▸ WRITTEN EXERCISE: Pictures do not belong in the copy. Return all of the entries exactly.

▸ Stored data:
======

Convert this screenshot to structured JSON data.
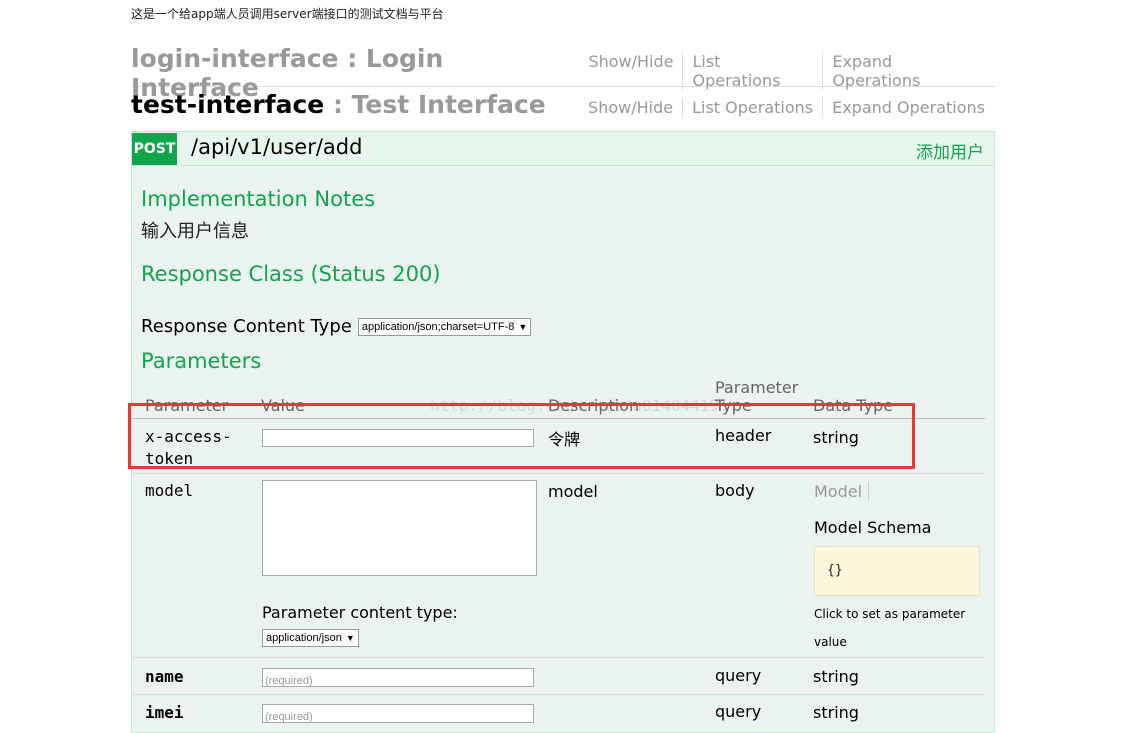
{
  "intro_text": "这是一个给app端人员调用server端接口的测试文档与平台",
  "resources": [
    {
      "name": "login-interface",
      "separator": " : ",
      "description": "Login Interface"
    },
    {
      "name": "test-interface",
      "separator": " : ",
      "description": "Test Interface"
    }
  ],
  "ops_links": {
    "show_hide": "Show/Hide",
    "list_operations": "List Operations",
    "expand_operations": "Expand Operations"
  },
  "operation": {
    "method": "POST",
    "path": "/api/v1/user/add",
    "summary": "添加用户",
    "impl_notes_heading": "Implementation Notes",
    "impl_notes_text": "输入用户信息",
    "response_class_heading": "Response Class (Status 200)",
    "response_content_type_label": "Response Content Type",
    "response_content_type_value": "application/json;charset=UTF-8",
    "parameters_heading": "Parameters"
  },
  "param_table": {
    "headers": {
      "parameter": "Parameter",
      "value": "Value",
      "description": "Description",
      "param_type_line1": "Parameter",
      "param_type_line2": "Type",
      "data_type": "Data Type"
    },
    "watermark": "http://blog.csdn.net/u01404419"
  },
  "params": [
    {
      "name_line1": "x-access-",
      "name_line2": "token",
      "description": "令牌",
      "param_type": "header",
      "data_type": "string",
      "value": ""
    },
    {
      "name": "model",
      "description": "model",
      "param_type": "body",
      "content_type_label": "Parameter content type:",
      "content_type_value": "application/json",
      "model_tab": "Model",
      "model_schema_tab": "Model Schema",
      "schema_text": "{}",
      "click_note": "Click to set as parameter value"
    },
    {
      "name": "name",
      "placeholder": "(required)",
      "param_type": "query",
      "data_type": "string"
    },
    {
      "name": "imei",
      "placeholder": "(required)",
      "param_type": "query",
      "data_type": "string"
    }
  ],
  "colors": {
    "accent_green": "#10a54a",
    "highlight_red": "#e23a3a",
    "op_bg": "#ebf3f0"
  }
}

======

▸ WORKED SOLUTION:
Convert this screenshot to structured JSON data.
{
  "intro_text": "这是一个给app端人员调用server端接口的测试文档与平台",
  "resources": [
    {
      "name": "login-interface",
      "separator": " : ",
      "description": "Login Interface"
    },
    {
      "name": "test-interface",
      "separator": " : ",
      "description": "Test Interface"
    }
  ],
  "ops_links": {
    "show_hide": "Show/Hide",
    "list_operations": "List Operations",
    "expand_operations": "Expand Operations"
  },
  "operation": {
    "method": "POST",
    "path": "/api/v1/user/add",
    "summary": "添加用户",
    "impl_notes_heading": "Implementation Notes",
    "impl_notes_text": "输入用户信息",
    "response_class_heading": "Response Class (Status 200)",
    "response_content_type_label": "Response Content Type",
    "response_content_type_value": "application/json;charset=UTF-8",
    "parameters_heading": "Parameters"
  },
  "param_table": {
    "headers": {
      "parameter": "Parameter",
      "value": "Value",
      "description": "Description",
      "param_type_line1": "Parameter",
      "param_type_line2": "Type",
      "data_type": "Data Type"
    },
    "watermark": "http://blog.csdn.net/u01404419"
  },
  "params": [
    {
      "name_line1": "x-access-",
      "name_line2": "token",
      "description": "令牌",
      "param_type": "header",
      "data_type": "string",
      "value": ""
    },
    {
      "name": "model",
      "description": "model",
      "param_type": "body",
      "content_type_label": "Parameter content type:",
      "content_type_value": "application/json",
      "model_tab": "Model",
      "model_schema_tab": "Model Schema",
      "schema_text": "{}",
      "click_note": "Click to set as parameter value"
    },
    {
      "name": "name",
      "placeholder": "(required)",
      "param_type": "query",
      "data_type": "string"
    },
    {
      "name": "imei",
      "placeholder": "(required)",
      "param_type": "query",
      "data_type": "string"
    }
  ],
  "colors": {
    "accent_green": "#10a54a",
    "highlight_red": "#e23a3a",
    "op_bg": "#ebf3f0"
  }
}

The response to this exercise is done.